**Task objective:**
Take from the listing each line that has the string "this".

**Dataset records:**

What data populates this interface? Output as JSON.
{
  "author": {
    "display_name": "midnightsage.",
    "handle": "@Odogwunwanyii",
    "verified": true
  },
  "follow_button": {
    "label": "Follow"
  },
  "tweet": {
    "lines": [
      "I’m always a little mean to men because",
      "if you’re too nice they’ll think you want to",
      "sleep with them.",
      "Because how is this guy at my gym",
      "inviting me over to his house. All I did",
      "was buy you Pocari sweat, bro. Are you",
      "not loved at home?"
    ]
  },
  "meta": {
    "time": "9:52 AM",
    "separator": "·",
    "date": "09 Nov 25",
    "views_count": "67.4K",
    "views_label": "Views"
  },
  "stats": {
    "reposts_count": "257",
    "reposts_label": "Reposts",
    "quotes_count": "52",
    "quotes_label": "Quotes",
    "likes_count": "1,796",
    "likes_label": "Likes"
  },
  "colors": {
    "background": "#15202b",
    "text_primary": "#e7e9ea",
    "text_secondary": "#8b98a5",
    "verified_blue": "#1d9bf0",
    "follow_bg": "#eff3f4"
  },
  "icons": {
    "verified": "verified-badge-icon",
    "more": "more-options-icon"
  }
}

**Right answer:**
What data populates this interface? Output as JSON.
      "Because how is this guy at my gym",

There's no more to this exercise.